▸ **DATA SHOWN**
— start —
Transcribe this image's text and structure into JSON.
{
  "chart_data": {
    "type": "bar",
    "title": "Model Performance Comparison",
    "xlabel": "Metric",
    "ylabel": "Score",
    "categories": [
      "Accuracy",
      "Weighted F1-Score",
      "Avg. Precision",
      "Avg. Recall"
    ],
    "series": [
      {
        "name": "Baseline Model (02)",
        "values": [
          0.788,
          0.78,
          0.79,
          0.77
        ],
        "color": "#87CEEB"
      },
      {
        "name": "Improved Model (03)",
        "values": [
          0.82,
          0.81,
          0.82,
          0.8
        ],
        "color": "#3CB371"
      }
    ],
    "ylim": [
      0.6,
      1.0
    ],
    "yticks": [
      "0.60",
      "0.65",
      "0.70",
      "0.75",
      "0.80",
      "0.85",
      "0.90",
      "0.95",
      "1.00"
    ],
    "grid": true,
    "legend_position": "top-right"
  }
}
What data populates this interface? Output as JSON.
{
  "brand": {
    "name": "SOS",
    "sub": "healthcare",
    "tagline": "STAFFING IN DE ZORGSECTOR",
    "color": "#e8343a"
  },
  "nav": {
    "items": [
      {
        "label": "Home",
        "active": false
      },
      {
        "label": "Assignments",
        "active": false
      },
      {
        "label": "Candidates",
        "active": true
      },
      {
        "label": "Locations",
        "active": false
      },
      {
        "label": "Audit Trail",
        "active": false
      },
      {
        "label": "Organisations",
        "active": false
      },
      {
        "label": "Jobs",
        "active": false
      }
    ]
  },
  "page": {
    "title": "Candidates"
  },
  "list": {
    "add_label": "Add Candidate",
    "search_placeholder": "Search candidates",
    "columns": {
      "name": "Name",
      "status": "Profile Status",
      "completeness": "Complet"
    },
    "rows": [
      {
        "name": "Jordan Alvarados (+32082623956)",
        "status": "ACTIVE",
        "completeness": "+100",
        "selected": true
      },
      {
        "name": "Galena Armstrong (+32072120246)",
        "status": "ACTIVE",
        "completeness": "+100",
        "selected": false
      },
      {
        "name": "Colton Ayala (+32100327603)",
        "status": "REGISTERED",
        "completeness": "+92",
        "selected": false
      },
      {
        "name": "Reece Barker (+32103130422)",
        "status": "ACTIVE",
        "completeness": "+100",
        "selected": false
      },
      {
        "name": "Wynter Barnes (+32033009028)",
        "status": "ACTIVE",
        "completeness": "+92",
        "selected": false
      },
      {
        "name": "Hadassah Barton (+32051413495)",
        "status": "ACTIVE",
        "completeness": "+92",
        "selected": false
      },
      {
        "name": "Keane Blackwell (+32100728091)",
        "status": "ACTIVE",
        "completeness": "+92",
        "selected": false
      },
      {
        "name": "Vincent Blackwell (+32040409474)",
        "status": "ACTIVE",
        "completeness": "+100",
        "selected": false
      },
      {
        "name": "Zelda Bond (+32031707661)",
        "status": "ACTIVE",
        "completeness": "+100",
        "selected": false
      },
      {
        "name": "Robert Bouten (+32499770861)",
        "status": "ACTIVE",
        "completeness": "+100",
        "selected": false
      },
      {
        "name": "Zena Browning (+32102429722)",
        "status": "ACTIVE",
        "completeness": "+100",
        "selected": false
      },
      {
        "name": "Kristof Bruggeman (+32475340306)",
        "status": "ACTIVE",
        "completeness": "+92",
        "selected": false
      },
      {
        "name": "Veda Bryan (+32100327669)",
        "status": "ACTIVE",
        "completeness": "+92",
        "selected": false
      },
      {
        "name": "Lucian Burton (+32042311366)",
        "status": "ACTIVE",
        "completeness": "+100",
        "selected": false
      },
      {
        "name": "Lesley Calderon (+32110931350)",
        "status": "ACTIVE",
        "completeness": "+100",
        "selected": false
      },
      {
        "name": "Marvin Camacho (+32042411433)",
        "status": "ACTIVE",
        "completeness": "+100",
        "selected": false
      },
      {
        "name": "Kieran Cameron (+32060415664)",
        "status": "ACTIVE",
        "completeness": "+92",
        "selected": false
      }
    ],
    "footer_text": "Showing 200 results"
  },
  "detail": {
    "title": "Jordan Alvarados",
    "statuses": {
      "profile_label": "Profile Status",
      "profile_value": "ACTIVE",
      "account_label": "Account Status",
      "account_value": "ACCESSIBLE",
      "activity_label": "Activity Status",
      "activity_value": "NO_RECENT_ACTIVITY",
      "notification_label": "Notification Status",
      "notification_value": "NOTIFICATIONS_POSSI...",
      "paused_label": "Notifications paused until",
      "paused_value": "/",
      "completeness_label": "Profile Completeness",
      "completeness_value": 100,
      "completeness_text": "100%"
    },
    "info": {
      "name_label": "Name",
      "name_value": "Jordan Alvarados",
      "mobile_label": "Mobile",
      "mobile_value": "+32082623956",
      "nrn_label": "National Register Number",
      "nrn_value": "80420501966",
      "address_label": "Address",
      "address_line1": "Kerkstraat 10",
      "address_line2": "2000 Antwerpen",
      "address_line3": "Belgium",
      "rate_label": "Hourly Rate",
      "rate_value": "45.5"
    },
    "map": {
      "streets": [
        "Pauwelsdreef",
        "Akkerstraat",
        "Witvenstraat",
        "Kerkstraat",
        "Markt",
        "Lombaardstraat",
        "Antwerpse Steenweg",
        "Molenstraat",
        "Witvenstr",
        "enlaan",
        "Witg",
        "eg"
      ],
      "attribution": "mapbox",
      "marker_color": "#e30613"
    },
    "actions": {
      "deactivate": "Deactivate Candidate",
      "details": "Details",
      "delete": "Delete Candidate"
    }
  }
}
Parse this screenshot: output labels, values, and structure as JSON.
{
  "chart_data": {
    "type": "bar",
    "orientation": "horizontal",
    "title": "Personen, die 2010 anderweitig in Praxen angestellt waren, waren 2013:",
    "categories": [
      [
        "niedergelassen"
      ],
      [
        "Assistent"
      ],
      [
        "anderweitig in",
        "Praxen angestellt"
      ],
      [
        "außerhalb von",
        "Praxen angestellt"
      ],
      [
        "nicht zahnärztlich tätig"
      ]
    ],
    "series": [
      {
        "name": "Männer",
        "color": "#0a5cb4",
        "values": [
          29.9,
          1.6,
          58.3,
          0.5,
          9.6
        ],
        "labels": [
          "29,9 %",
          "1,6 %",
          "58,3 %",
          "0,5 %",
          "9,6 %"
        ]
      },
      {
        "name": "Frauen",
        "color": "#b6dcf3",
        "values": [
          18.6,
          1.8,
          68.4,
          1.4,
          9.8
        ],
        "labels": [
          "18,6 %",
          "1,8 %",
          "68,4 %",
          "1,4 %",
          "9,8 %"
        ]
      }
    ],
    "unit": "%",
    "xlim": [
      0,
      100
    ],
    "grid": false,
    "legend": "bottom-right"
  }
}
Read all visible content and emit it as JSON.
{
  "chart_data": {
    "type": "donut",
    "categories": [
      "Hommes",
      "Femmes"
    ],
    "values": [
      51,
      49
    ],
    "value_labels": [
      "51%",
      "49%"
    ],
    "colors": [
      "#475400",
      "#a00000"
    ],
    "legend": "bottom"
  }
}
— end —
▸ **WHAT IS EXPECTED**
Give the listing above again, word for word.

▸ **FINISHED ANSWER**
Transcribe this image's text and structure into JSON.
{
  "chart_data": {
    "type": "bar",
    "title": "Model Performance Comparison",
    "xlabel": "Metric",
    "ylabel": "Score",
    "categories": [
      "Accuracy",
      "Weighted F1-Score",
      "Avg. Precision",
      "Avg. Recall"
    ],
    "series": [
      {
        "name": "Baseline Model (02)",
        "values": [
          0.788,
          0.78,
          0.79,
          0.77
        ],
        "color": "#87CEEB"
      },
      {
        "name": "Improved Model (03)",
        "values": [
          0.82,
          0.81,
          0.82,
          0.8
        ],
        "color": "#3CB371"
      }
    ],
    "ylim": [
      0.6,
      1.0
    ],
    "yticks": [
      "0.60",
      "0.65",
      "0.70",
      "0.75",
      "0.80",
      "0.85",
      "0.90",
      "0.95",
      "1.00"
    ],
    "grid": true,
    "legend_position": "top-right"
  }
}
What data populates this interface? Output as JSON.
{
  "brand": {
    "name": "SOS",
    "sub": "healthcare",
    "tagline": "STAFFING IN DE ZORGSECTOR",
    "color": "#e8343a"
  },
  "nav": {
    "items": [
      {
        "label": "Home",
        "active": false
      },
      {
        "label": "Assignments",
        "active": false
      },
      {
        "label": "Candidates",
        "active": true
      },
      {
        "label": "Locations",
        "active": false
      },
      {
        "label": "Audit Trail",
        "active": false
      },
      {
        "label": "Organisations",
        "active": false
      },
      {
        "label": "Jobs",
        "active": false
      }
    ]
  },
  "page": {
    "title": "Candidates"
  },
  "list": {
    "add_label": "Add Candidate",
    "search_placeholder": "Search candidates",
    "columns": {
      "name": "Name",
      "status": "Profile Status",
      "completeness": "Complet"
    },
    "rows": [
      {
        "name": "Jordan Alvarados (+32082623956)",
        "status": "ACTIVE",
        "completeness": "+100",
        "selected": true
      },
      {
        "name": "Galena Armstrong (+32072120246)",
        "status": "ACTIVE",
        "completeness": "+100",
        "selected": false
      },
      {
        "name": "Colton Ayala (+32100327603)",
        "status": "REGISTERED",
        "completeness": "+92",
        "selected": false
      },
      {
        "name": "Reece Barker (+32103130422)",
        "status": "ACTIVE",
        "completeness": "+100",
        "selected": false
      },
      {
        "name": "Wynter Barnes (+32033009028)",
        "status": "ACTIVE",
        "completeness": "+92",
        "selected": false
      },
      {
        "name": "Hadassah Barton (+32051413495)",
        "status": "ACTIVE",
        "completeness": "+92",
        "selected": false
      },
      {
        "name": "Keane Blackwell (+32100728091)",
        "status": "ACTIVE",
        "completeness": "+92",
        "selected": false
      },
      {
        "name": "Vincent Blackwell (+32040409474)",
        "status": "ACTIVE",
        "completeness": "+100",
        "selected": false
      },
      {
        "name": "Zelda Bond (+32031707661)",
        "status": "ACTIVE",
        "completeness": "+100",
        "selected": false
      },
      {
        "name": "Robert Bouten (+32499770861)",
        "status": "ACTIVE",
        "completeness": "+100",
        "selected": false
      },
      {
        "name": "Zena Browning (+32102429722)",
        "status": "ACTIVE",
        "completeness": "+100",
        "selected": false
      },
      {
        "name": "Kristof Bruggeman (+32475340306)",
        "status": "ACTIVE",
        "completeness": "+92",
        "selected": false
      },
      {
        "name": "Veda Bryan (+32100327669)",
        "status": "ACTIVE",
        "completeness": "+92",
        "selected": false
      },
      {
        "name": "Lucian Burton (+32042311366)",
        "status": "ACTIVE",
        "completeness": "+100",
        "selected": false
      },
      {
        "name": "Lesley Calderon (+32110931350)",
        "status": "ACTIVE",
        "completeness": "+100",
        "selected": false
      },
      {
        "name": "Marvin Camacho (+32042411433)",
        "status": "ACTIVE",
        "completeness": "+100",
        "selected": false
      },
      {
        "name": "Kieran Cameron (+32060415664)",
        "status": "ACTIVE",
        "completeness": "+92",
        "selected": false
      }
    ],
    "footer_text": "Showing 200 results"
  },
  "detail": {
    "title": "Jordan Alvarados",
    "statuses": {
      "profile_label": "Profile Status",
      "profile_value": "ACTIVE",
      "account_label": "Account Status",
      "account_value": "ACCESSIBLE",
      "activity_label": "Activity Status",
      "activity_value": "NO_RECENT_ACTIVITY",
      "notification_label": "Notification Status",
      "notification_value": "NOTIFICATIONS_POSSI...",
      "paused_label": "Notifications paused until",
      "paused_value": "/",
      "completeness_label": "Profile Completeness",
      "completeness_value": 100,
      "completeness_text": "100%"
    },
    "info": {
      "name_label": "Name",
      "name_value": "Jordan Alvarados",
      "mobile_label": "Mobile",
      "mobile_value": "+32082623956",
      "nrn_label": "National Register Number",
      "nrn_value": "80420501966",
      "address_label": "Address",
      "address_line1": "Kerkstraat 10",
      "address_line2": "2000 Antwerpen",
      "address_line3": "Belgium",
      "rate_label": "Hourly Rate",
      "rate_value": "45.5"
    },
    "map": {
      "streets": [
        "Pauwelsdreef",
        "Akkerstraat",
        "Witvenstraat",
        "Kerkstraat",
        "Markt",
        "Lombaardstraat",
        "Antwerpse Steenweg",
        "Molenstraat",
        "Witvenstr",
        "enlaan",
        "Witg",
        "eg"
      ],
      "attribution": "mapbox",
      "marker_color": "#e30613"
    },
    "actions": {
      "deactivate": "Deactivate Candidate",
      "details": "Details",
      "delete": "Delete Candidate"
    }
  }
}
Parse this screenshot: output labels, values, and structure as JSON.
{
  "chart_data": {
    "type": "bar",
    "orientation": "horizontal",
    "title": "Personen, die 2010 anderweitig in Praxen angestellt waren, waren 2013:",
    "categories": [
      [
        "niedergelassen"
      ],
      [
        "Assistent"
      ],
      [
        "anderweitig in",
        "Praxen angestellt"
      ],
      [
        "außerhalb von",
        "Praxen angestellt"
      ],
      [
        "nicht zahnärztlich tätig"
      ]
    ],
    "series": [
      {
        "name": "Männer",
        "color": "#0a5cb4",
        "values": [
          29.9,
          1.6,
          58.3,
          0.5,
          9.6
        ],
        "labels": [
          "29,9 %",
          "1,6 %",
          "58,3 %",
          "0,5 %",
          "9,6 %"
        ]
      },
      {
        "name": "Frauen",
        "color": "#b6dcf3",
        "values": [
          18.6,
          1.8,
          68.4,
          1.4,
          9.8
        ],
        "labels": [
          "18,6 %",
          "1,8 %",
          "68,4 %",
          "1,4 %",
          "9,8 %"
        ]
      }
    ],
    "unit": "%",
    "xlim": [
      0,
      100
    ],
    "grid": false,
    "legend": "bottom-right"
  }
}
Read all visible content and emit it as JSON.
{
  "chart_data": {
    "type": "donut",
    "categories": [
      "Hommes",
      "Femmes"
    ],
    "values": [
      51,
      49
    ],
    "value_labels": [
      "51%",
      "49%"
    ],
    "colors": [
      "#475400",
      "#a00000"
    ],
    "legend": "bottom"
  }
}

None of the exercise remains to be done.